### TASK DETAILS:
Lines that contain the string "Basalts" are to be copied; leave out all others.

### INPUT ROWS:
* * * *

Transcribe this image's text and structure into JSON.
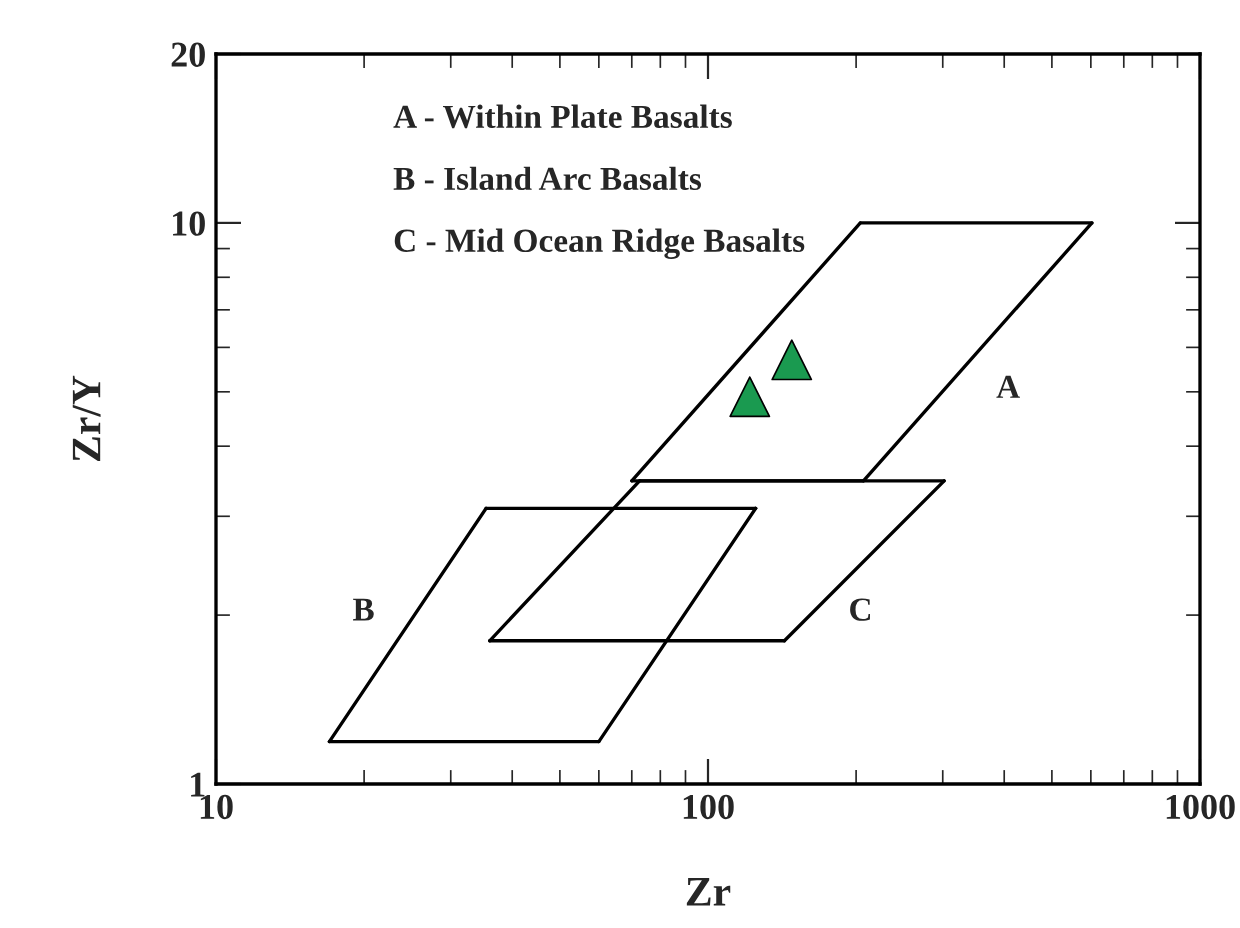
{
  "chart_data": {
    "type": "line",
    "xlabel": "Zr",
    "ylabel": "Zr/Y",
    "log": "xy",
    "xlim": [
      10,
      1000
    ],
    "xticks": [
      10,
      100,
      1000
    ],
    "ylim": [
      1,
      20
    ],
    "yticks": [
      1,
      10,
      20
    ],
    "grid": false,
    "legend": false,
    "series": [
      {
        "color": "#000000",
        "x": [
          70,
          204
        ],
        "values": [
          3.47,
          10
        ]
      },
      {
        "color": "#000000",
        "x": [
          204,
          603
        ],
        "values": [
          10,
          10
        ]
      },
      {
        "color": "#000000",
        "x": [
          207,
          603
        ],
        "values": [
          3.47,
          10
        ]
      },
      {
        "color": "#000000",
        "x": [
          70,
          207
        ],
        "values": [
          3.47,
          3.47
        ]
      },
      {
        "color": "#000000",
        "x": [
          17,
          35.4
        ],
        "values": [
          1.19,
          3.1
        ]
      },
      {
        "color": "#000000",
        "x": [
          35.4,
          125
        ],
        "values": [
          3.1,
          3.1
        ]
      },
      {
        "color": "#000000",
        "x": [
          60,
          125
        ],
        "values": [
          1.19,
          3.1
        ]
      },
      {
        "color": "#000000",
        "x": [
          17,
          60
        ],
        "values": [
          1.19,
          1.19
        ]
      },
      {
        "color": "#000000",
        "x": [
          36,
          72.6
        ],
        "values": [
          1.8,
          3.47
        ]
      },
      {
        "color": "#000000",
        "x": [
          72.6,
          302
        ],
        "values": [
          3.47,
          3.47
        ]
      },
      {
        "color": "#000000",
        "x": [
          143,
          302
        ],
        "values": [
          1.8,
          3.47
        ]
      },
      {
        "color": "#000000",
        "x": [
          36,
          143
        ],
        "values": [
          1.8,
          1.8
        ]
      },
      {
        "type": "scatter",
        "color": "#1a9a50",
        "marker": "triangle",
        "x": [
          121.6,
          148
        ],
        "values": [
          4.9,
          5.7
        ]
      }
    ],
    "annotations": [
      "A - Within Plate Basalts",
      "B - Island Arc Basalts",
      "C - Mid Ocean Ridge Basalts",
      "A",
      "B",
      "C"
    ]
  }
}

* * * *

### EXERCISE ANSWER:
      "A - Within Plate Basalts",
      "B - Island Arc Basalts",
      "C - Mid Ocean Ridge Basalts",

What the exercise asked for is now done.